According to the above design method of this disclosure, based on the response surface method, the existing empirical trial-and-error method is abandoned, the design speed of the radiator could be increased, and the development cycle and cost could be reduced.

Optionally, the radius R is expressed by a radius ratio R_per, and the relationship between the radius R and the radius ratio R_peris: R=R_per×min (√{square root over (D₁²/4+D₂²)}/2, D₁/2), where min (√{square root over (D₁²/4+D₂²)}/2, D₁/2) expresses a smaller value between √{square root over (D₁²/4+D²₂)}/2 and D₁/2. Expressing the radius R by the radius ratio R_percould easily expand the design domain.

Optionally, performing simulation calculations on the different combinations is implemented by finite element simulation. The accuracy of the finite element simulation is high, which could ensure the stability of the design results.

Optionally, an equivalent thin thermal resistance layer is set between the heat dissipation substrate and the plurality of pillars, the equivalent thin thermal resistance layer has a same thermal conductivity coefficient as that of a thermal conductive interface material. Setting the equivalent thin thermal resistance layer between the heat dissipation substrate and the plurality of pillars could correspond to the actual situation in the subsequent verification experiments, and could ensure the accuracy of the simulation calculations.

Optionally, the thermal conductive interface material is set to be silicone grease. Setting silicone grease between the heat dissipation substrate and the plurality of pillars could correspond to the actual situation in the subsequent verification experiments.

Optionally, the vehicle power module comprises a circuit board and the chip, the chip is disposed on the circuit board, a material of the circuit board is set to be copper, a material of the power chip is set to be silicon, and a material of the heat dissipation substrate and the plurality of the pillars is set to be aluminum alloy. The above settings could ensure that the simulation calculations are closer to the real product.

Optionally, the cooling liquid is set to be an ethanol solution with a volume fraction of 50%. The above setting could ensure that the simulation calculations are closer to the real product.

Optionally, the finite element simulation is performed using COMSOL Multiphysics software, with the number of grids being greater than 1.5×10⁶. When the number of grids is increased to 1.5×10⁶, the effect of the grids on the results is less than 0.02° C., and the effect of the grids on the simulation results could be excluded.

Optionally, the plurality of pillars have a height H, the design method further comprises performing univariate impact analysis on the first distance D1, the second distance D2, the radius R, and the height H, respectively. According to the results of the univariate impact analysis, the parameters to be designed are selected, and the possible value ranges of the parameters are determined according to the extremum states, which could ensure the accuracy of the parameters and the value ranges thereof, and reduce useless calculations.

Optionally, parameters of the plurality of pillars of any existing radiator product are identified as initial parameters of the first distance D1, the second distance D2, the radius R and the height H, the initial parameters fluctuate by a preset ratio to obtain parameter ranges of the first distance D1, the second distance D2, the radius R and the height H when performing the univariate impact analysis. Based on the initial parameters, only the value of one variable is changed within the parameter range of this variable each time, and simulation calculations on the temperature rise ΔTj and the pressure drop ΔPf are performed. The above is the preferred embodiment of the univariate impact analysis. Since the established parameter values of the existing product are closer to the optimal state, starting from the existing product for analysis could quickly obtain the analysis results and reduce the design cycle.
◆ ◆ ◆ ◆ ◆
GIVEN PROBLEM 1 — In the radiator design passage, rewrite the part between "Optionally, the radius" and "the design results.", inclusive, renaming "finite element simulation" to "numerical simulation" at every occurrence.
GIVEN PROBLEM 2 — Extend the radiator design passage, starting after its final sentence.
The items play no part in any of this.

DATASET ROWS —
◆ ◆ ◆ ◆ ◆
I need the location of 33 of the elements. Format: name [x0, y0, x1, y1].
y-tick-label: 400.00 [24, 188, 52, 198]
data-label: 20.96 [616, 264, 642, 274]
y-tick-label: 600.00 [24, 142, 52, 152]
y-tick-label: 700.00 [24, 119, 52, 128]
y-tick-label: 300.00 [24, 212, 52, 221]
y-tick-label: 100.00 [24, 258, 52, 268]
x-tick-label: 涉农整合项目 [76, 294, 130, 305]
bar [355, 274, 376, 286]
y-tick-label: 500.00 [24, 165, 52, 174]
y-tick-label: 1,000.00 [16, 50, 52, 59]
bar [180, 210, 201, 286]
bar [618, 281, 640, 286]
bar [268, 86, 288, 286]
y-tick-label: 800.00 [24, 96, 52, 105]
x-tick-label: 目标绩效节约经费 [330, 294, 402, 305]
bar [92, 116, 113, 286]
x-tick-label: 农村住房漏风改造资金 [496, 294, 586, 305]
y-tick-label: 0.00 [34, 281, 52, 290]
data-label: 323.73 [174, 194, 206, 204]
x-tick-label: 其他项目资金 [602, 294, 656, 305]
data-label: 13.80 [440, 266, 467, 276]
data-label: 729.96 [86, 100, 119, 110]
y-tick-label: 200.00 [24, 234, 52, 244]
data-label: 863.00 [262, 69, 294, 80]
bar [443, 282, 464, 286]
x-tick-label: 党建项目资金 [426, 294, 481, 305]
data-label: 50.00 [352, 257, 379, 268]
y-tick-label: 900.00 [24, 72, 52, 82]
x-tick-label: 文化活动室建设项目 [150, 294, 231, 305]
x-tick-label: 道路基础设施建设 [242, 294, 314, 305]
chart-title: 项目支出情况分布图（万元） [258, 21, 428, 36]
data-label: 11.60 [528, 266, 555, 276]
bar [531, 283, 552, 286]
◆ ◆ ◆ ◆ ◆
EXERCISE RESPONSE 1 —
Optionally, the radius R is expressed by a radius ratio R_per, and the relationship between the radius R and the radius ratio R_peris: R=R_per×min (√{square root over (D₁²/4+D₂²)}/2, D₁/2), where min (√{square root over (D₁²/4+D₂²)}/2, D₁/2) expresses a smaller value between √{square root over (D₁²/4+D²₂)}/2 and D₁/2. Expressing the radius R by the radius ratio R_percould easily expand the design domain.

Optionally, performing simulation calculations on the different combinations is implemented by numerical simulation. The accuracy of the numerical simulation is high, which could ensure the stability of the design results.

EXERCISE RESPONSE 2 —
Optionally, in the process of performing the univariate impact analysis, values of the first distance D1, the second distance D2, the radius R, and the height H when the temperature rise ΔTj and the pressure drop ΔPf are extremums, are taken as the specific values. The extremum state is closer to the optimal state, determining the specific values according to the extremum states could ensure that subsequent calculations are performed near the ideal values.

Optionally, in the process of performing the univariate impact analysis, values of the first distance D1, the second distance D2, the radius R, and the height H, which are fluctuated by a preset ratio from values of the first distance D1, the second distance D2, the radius R, and the height H when the temperature rise ΔTj and the pressure drop ΔPf are extremums, are taken as the specific values. The extremum state is closer to the optimal state, determining the specific values near the extremum states could ensure that subsequent calculations are performed near the ideal values.

Optionally, the response surface is constructed using a central composite design method. The central composite design method has higher design accuracy considering the condition of limit design values.

Optionally, the explicit functions are fitted using a Cubic model. The design experience shows that each variance value with the Cubic model is the highest, which could provide better fitting effect on the response surface.

Optionally, the explicit functions are fitted by using a 2FI model, a Quadratic model and a Cubic model are respectively performed, variance analyses are performed on fitting results, respectively, and the fitting result with a highest variance value is taken as a final explicit function. The 2FI model, the Quadratic model and the Cubic model are currently commonly used models. The higher the variance value is, the better the fitting result is.

Optionally, the first distance D1, the second distance D2, and the radius R are determined using a nonlinear multi-objective optimization method which is high in accuracy.

In another aspect, this disclosure further provides a radiator of a vehicle power module designed according to the above-described design method.

Optionally, the first distance D1 is 3.82 mm, the second distance D2 is 2 mm, and the radius ratio R_peris 65.5%. The above values are the preferred results determined according to the design method of this disclosure, which are suitable for the current mainstream radiators.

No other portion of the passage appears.